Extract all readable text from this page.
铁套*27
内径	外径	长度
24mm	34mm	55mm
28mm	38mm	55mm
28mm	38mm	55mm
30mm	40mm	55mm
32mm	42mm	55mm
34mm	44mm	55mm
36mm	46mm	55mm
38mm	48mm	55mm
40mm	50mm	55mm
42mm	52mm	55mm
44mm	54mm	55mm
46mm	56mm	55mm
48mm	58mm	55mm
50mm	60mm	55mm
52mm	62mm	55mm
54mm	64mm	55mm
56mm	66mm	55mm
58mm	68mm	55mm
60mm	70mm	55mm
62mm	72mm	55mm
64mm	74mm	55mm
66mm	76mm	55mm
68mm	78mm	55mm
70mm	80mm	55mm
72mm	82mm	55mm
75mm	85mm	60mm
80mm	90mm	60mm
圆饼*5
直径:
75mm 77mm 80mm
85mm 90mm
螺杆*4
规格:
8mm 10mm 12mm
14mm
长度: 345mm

────────────────────────────────────────

Every entry above needs to be quoted exactly.

Extract all readable text from this page.
铁套*27
内径	外径	长度
24mm	34mm	55mm
28mm	38mm	55mm
28mm	38mm	55mm
30mm	40mm	55mm
32mm	42mm	55mm
34mm	44mm	55mm
36mm	46mm	55mm
38mm	48mm	55mm
40mm	50mm	55mm
42mm	52mm	55mm
44mm	54mm	55mm
46mm	56mm	55mm
48mm	58mm	55mm
50mm	60mm	55mm
52mm	62mm	55mm
54mm	64mm	55mm
56mm	66mm	55mm
58mm	68mm	55mm
60mm	70mm	55mm
62mm	72mm	55mm
64mm	74mm	55mm
66mm	76mm	55mm
68mm	78mm	55mm
70mm	80mm	55mm
72mm	82mm	55mm
75mm	85mm	60mm
80mm	90mm	60mm
圆饼*5
直径:
75mm 77mm 80mm
85mm 90mm
螺杆*4
规格:
8mm 10mm 12mm
14mm
长度: 345mm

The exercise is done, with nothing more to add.